→ What you need to do
Copy every line in which the string "this" occurs.

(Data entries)
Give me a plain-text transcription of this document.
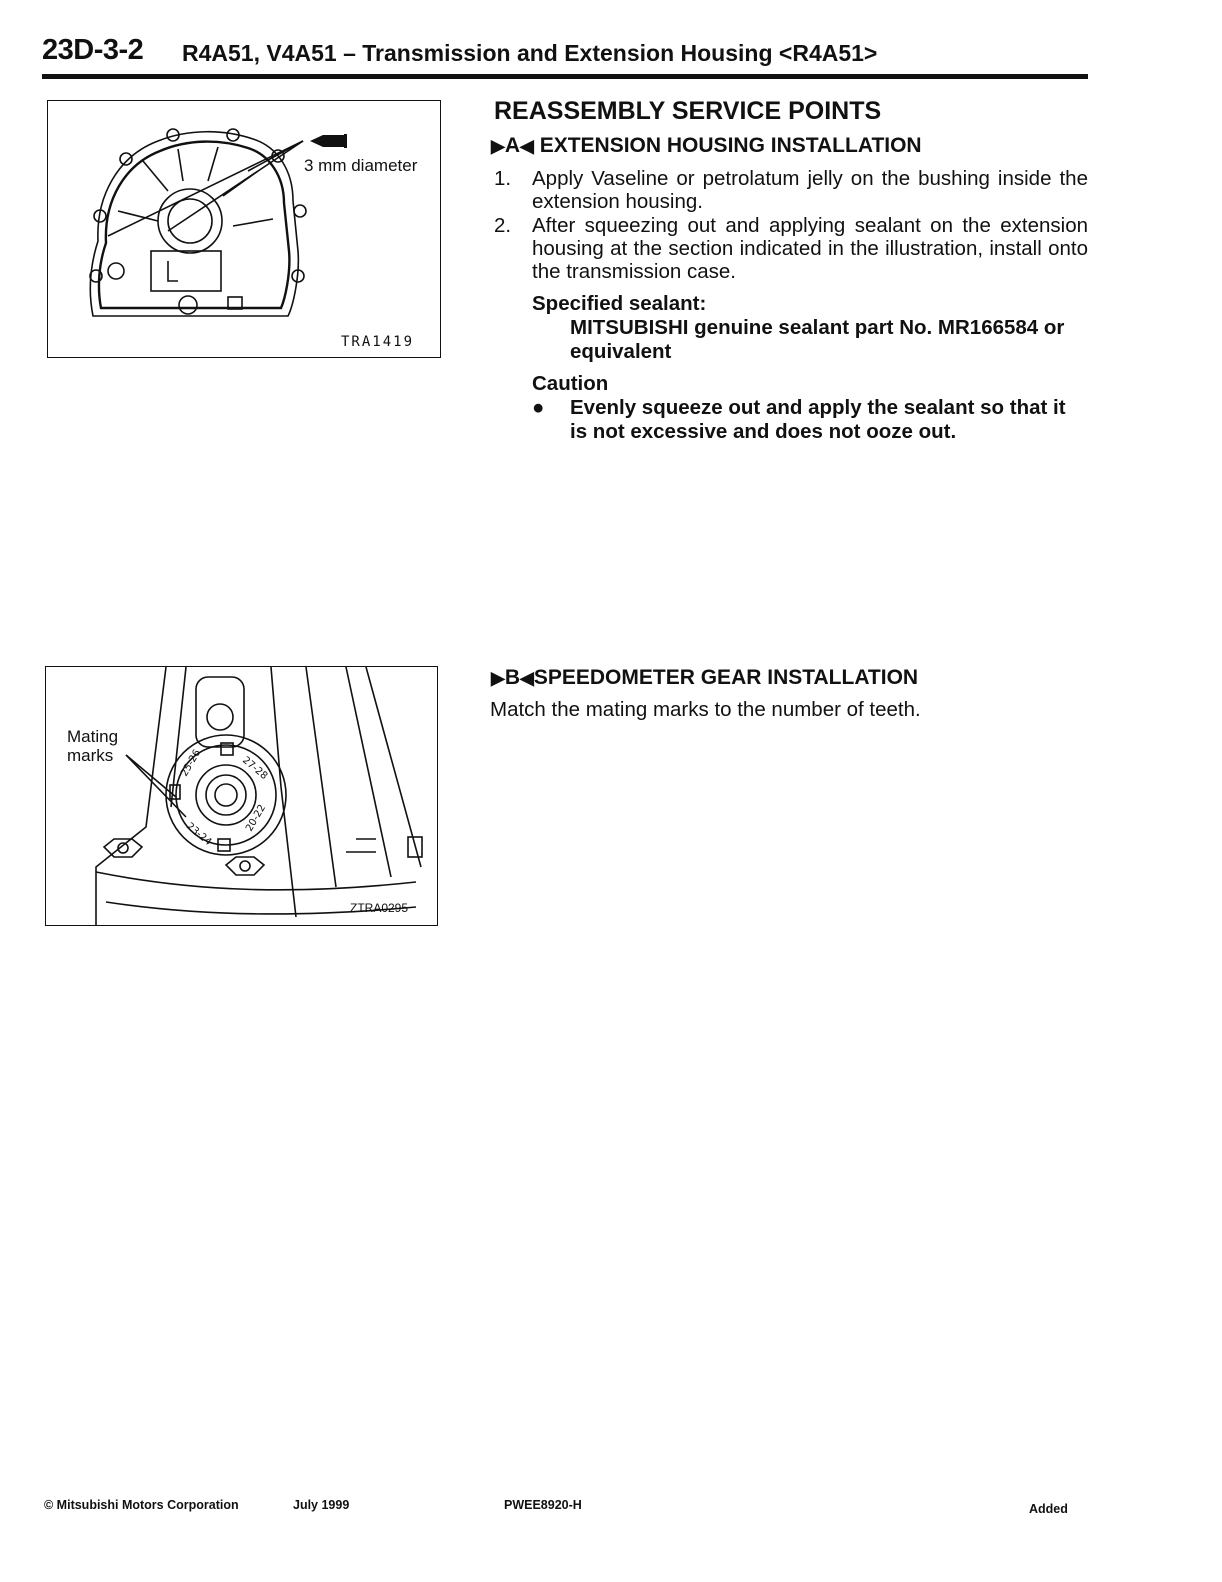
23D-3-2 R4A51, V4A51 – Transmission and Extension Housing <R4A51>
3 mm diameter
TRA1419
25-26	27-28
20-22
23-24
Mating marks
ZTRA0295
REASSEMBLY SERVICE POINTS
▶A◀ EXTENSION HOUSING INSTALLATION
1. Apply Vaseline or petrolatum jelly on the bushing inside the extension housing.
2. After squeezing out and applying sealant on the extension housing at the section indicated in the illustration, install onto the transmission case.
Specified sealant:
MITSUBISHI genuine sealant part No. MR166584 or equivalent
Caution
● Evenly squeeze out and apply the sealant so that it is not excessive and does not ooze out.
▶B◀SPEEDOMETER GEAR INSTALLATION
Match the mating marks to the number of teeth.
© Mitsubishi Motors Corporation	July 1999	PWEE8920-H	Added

==

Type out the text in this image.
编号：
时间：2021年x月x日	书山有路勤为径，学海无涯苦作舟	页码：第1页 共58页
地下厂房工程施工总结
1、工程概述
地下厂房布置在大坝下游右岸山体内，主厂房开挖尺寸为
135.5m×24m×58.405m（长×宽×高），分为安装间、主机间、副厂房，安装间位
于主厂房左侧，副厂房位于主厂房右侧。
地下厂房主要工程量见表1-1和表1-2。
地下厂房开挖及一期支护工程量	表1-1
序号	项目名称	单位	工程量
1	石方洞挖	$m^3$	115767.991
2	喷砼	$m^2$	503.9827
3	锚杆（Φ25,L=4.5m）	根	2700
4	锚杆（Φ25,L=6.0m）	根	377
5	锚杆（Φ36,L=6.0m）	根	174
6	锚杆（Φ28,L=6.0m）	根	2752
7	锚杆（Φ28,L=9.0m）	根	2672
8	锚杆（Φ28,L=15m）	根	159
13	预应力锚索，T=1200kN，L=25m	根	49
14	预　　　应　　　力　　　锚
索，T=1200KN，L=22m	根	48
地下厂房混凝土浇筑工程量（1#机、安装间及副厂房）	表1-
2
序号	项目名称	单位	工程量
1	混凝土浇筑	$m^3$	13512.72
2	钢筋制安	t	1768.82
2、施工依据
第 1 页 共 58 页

→ Result of the task
Give me a plain-text transcription of this document.
Type out the text in this image.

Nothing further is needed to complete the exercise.